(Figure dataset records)
━━━━

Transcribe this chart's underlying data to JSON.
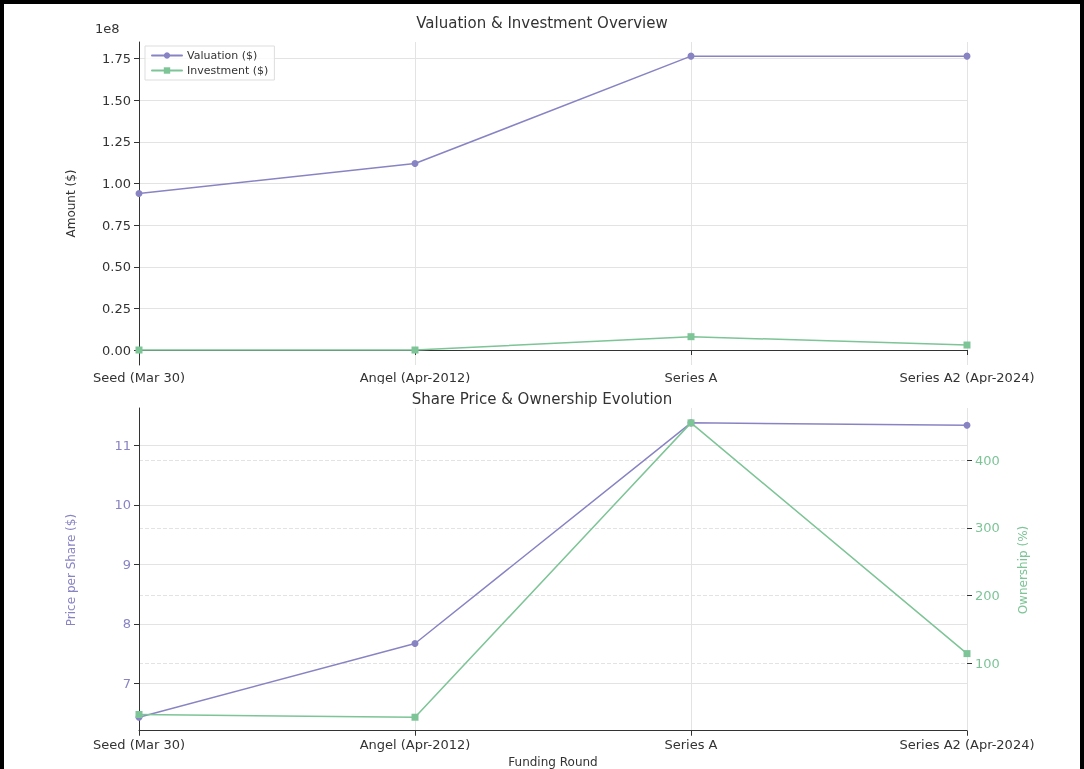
{
  "chart_data": [
    {
      "type": "line",
      "title": "Valuation & Investment Overview",
      "ylabel": "Amount ($)",
      "categories": [
        "Seed (Mar 30)",
        "Angel (Apr-2012)",
        "Series A",
        "Series A2 (Apr-2024)"
      ],
      "series": [
        {
          "name": "Valuation ($)",
          "color": "#8884c4",
          "marker": "circle",
          "values": [
            0.94,
            1.12,
            1.765,
            1.765
          ]
        },
        {
          "name": "Investment ($)",
          "color": "#7dc497",
          "marker": "square",
          "values": [
            0,
            0,
            0.08,
            0.03
          ]
        }
      ],
      "ylim": [
        -0.09,
        1.85
      ],
      "yticks": [
        {
          "value": 0,
          "label": "0.00"
        },
        {
          "value": 0.25,
          "label": "0.25"
        },
        {
          "value": 0.5,
          "label": "0.50"
        },
        {
          "value": 0.75,
          "label": "0.75"
        },
        {
          "value": 1,
          "label": "1.00"
        },
        {
          "value": 1.25,
          "label": "1.25"
        },
        {
          "value": 1.5,
          "label": "1.50"
        },
        {
          "value": 1.75,
          "label": "1.75"
        }
      ],
      "annotations": [
        "1e8"
      ],
      "grid": true,
      "legend": "top left",
      "line_style": "solid"
    },
    {
      "type": "line",
      "title": "Share Price & Ownership Evolution",
      "xlabel": "Funding Round",
      "ylabel": "Price per Share ($)",
      "y2label": "Ownership (%)",
      "categories": [
        "Seed (Mar 30)",
        "Angel (Apr-2012)",
        "Series A",
        "Series A2 (Apr-2024)"
      ],
      "series": [
        {
          "color": "#8884c4",
          "marker": "circle",
          "values": [
            6.43,
            7.67,
            11.38,
            11.34
          ]
        },
        {
          "color": "#7dc497",
          "marker": "square",
          "axis": "y2",
          "values": [
            24,
            20,
            455,
            114
          ]
        }
      ],
      "ylim": [
        6.18,
        11.63
      ],
      "yticks": [
        7,
        8,
        9,
        10,
        11
      ],
      "y2lim": [
        -2,
        477
      ],
      "y2ticks": [
        100,
        200,
        300,
        400
      ],
      "grid": true,
      "legend": false,
      "line_style": "solid"
    }
  ]
}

━━━━

What this task involves:
Copy out all the records exactly, excluding pictures.

Solution for this exercise:
Transcribe this chart's underlying data to JSON.
{
  "chart_data": [
    {
      "type": "line",
      "title": "Valuation & Investment Overview",
      "ylabel": "Amount ($)",
      "categories": [
        "Seed (Mar 30)",
        "Angel (Apr-2012)",
        "Series A",
        "Series A2 (Apr-2024)"
      ],
      "series": [
        {
          "name": "Valuation ($)",
          "color": "#8884c4",
          "marker": "circle",
          "values": [
            0.94,
            1.12,
            1.765,
            1.765
          ]
        },
        {
          "name": "Investment ($)",
          "color": "#7dc497",
          "marker": "square",
          "values": [
            0,
            0,
            0.08,
            0.03
          ]
        }
      ],
      "ylim": [
        -0.09,
        1.85
      ],
      "yticks": [
        {
          "value": 0,
          "label": "0.00"
        },
        {
          "value": 0.25,
          "label": "0.25"
        },
        {
          "value": 0.5,
          "label": "0.50"
        },
        {
          "value": 0.75,
          "label": "0.75"
        },
        {
          "value": 1,
          "label": "1.00"
        },
        {
          "value": 1.25,
          "label": "1.25"
        },
        {
          "value": 1.5,
          "label": "1.50"
        },
        {
          "value": 1.75,
          "label": "1.75"
        }
      ],
      "annotations": [
        "1e8"
      ],
      "grid": true,
      "legend": "top left",
      "line_style": "solid"
    },
    {
      "type": "line",
      "title": "Share Price & Ownership Evolution",
      "xlabel": "Funding Round",
      "ylabel": "Price per Share ($)",
      "y2label": "Ownership (%)",
      "categories": [
        "Seed (Mar 30)",
        "Angel (Apr-2012)",
        "Series A",
        "Series A2 (Apr-2024)"
      ],
      "series": [
        {
          "color": "#8884c4",
          "marker": "circle",
          "values": [
            6.43,
            7.67,
            11.38,
            11.34
          ]
        },
        {
          "color": "#7dc497",
          "marker": "square",
          "axis": "y2",
          "values": [
            24,
            20,
            455,
            114
          ]
        }
      ],
      "ylim": [
        6.18,
        11.63
      ],
      "yticks": [
        7,
        8,
        9,
        10,
        11
      ],
      "y2lim": [
        -2,
        477
      ],
      "y2ticks": [
        100,
        200,
        300,
        400
      ],
      "grid": true,
      "legend": false,
      "line_style": "solid"
    }
  ]
}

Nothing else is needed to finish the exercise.